• **Objective**
Check each line of the records below and collect those that include the word "name".

>>>>

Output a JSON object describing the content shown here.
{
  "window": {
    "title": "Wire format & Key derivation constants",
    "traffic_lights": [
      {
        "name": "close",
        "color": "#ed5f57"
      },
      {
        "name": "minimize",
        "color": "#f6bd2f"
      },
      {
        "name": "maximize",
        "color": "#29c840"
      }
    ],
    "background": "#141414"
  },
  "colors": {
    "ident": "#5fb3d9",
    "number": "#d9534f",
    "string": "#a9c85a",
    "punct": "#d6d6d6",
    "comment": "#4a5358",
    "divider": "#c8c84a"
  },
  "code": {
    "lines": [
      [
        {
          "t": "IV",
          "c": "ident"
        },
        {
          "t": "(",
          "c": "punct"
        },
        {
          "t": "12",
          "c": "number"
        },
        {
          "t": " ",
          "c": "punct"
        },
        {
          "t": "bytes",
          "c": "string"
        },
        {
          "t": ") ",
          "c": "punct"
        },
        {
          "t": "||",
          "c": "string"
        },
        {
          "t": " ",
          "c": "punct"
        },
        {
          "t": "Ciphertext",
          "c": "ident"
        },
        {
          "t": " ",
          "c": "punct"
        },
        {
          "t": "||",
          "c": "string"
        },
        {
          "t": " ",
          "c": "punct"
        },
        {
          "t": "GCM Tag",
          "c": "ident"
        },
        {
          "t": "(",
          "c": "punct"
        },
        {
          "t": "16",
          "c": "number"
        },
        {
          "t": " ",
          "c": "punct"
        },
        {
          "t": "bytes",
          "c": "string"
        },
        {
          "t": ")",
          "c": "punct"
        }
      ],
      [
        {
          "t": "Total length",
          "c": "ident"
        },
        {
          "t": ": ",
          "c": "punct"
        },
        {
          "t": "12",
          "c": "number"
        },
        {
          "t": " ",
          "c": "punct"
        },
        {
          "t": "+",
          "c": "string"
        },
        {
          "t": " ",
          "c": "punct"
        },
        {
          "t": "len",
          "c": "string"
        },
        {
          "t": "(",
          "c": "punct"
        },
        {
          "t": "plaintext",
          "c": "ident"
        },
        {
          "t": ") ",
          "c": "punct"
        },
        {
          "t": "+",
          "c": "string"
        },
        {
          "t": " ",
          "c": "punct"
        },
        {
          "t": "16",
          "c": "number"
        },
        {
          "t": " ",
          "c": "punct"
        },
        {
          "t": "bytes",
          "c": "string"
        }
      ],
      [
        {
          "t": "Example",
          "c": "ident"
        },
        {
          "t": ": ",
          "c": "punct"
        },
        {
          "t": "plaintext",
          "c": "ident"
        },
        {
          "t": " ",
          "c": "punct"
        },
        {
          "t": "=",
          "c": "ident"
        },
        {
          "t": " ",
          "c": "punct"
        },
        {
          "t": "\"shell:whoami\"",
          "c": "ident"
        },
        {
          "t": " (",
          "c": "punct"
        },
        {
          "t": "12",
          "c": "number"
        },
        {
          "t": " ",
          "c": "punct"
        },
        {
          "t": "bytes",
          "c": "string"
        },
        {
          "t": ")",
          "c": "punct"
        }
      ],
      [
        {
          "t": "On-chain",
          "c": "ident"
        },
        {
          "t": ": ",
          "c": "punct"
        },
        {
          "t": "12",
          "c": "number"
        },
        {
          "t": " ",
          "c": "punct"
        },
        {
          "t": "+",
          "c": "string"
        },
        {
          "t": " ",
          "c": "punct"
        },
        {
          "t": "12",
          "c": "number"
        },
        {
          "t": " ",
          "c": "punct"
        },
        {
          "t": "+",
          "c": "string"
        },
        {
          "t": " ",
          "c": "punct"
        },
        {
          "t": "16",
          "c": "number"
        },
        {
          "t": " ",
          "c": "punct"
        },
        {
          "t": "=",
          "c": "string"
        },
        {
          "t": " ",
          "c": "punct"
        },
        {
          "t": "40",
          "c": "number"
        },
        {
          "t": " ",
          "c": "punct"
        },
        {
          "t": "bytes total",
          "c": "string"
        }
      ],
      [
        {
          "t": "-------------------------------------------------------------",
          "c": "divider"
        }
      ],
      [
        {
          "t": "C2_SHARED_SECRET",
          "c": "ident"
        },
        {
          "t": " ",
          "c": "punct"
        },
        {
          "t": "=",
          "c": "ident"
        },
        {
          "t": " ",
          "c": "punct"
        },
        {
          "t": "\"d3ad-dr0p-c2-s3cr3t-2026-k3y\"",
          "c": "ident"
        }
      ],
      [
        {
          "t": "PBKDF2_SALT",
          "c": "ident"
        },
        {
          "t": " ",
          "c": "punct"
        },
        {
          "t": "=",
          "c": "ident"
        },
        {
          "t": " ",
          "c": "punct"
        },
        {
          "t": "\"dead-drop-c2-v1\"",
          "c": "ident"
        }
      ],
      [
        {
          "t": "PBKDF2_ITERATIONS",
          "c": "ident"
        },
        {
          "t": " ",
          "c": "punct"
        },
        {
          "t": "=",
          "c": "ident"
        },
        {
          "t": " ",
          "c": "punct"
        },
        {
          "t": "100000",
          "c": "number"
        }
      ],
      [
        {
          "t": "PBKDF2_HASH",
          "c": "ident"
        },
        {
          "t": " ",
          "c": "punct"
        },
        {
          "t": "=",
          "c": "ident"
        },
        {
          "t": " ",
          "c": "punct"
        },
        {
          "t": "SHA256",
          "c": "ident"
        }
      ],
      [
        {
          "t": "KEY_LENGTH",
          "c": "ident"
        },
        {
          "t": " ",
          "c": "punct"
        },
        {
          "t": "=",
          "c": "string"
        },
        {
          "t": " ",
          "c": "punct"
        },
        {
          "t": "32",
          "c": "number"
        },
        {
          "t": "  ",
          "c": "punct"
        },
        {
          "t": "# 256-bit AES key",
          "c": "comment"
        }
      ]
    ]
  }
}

<<<<

• **The solution**
        "name": "close",
        "name": "minimize",
        "name": "maximize",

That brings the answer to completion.